# AIM OF THE TASK
Copy out all lines with the word "this" in them.

(Saved entries)
━━━━━━━━━━━━━━━━

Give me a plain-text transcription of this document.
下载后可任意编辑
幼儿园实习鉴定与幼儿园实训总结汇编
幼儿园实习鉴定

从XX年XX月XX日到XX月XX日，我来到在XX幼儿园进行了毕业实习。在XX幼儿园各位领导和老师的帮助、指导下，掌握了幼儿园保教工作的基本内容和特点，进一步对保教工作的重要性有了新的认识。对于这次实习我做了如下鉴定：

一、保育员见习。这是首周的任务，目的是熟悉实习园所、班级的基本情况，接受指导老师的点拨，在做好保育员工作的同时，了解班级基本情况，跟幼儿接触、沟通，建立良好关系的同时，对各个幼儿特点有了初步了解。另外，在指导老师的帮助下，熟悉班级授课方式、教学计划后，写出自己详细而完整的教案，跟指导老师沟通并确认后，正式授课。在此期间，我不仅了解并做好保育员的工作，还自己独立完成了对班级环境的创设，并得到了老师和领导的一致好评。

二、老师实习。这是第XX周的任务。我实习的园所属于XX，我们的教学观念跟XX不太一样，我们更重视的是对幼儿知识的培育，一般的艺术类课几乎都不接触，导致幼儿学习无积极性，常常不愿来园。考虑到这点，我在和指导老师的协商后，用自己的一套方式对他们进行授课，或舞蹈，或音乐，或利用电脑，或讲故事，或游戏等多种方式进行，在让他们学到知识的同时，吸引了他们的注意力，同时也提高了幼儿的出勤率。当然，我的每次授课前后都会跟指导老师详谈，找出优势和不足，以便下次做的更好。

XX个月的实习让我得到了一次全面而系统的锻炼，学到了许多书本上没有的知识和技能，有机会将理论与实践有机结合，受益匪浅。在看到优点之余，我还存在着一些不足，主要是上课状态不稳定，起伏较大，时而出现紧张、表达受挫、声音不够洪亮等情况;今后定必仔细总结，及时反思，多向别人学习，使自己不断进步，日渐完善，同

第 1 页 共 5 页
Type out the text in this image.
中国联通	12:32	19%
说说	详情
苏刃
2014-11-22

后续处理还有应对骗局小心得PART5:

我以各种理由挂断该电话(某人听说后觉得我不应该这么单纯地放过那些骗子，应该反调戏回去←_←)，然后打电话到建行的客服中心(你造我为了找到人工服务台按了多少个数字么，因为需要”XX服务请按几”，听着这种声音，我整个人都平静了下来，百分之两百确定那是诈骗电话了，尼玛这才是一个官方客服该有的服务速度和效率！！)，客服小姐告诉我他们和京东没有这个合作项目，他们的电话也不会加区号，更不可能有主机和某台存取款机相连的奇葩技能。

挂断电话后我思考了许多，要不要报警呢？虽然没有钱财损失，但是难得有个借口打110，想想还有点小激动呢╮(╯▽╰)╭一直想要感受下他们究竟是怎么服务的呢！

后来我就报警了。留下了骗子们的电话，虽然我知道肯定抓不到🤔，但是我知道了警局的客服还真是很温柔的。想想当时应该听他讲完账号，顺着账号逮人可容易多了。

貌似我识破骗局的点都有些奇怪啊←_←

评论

━━━━━━━━━━━━━━━━

# WRITTEN RESPONSE
Give me a plain-text transcription of this document.
Type out the text in this image.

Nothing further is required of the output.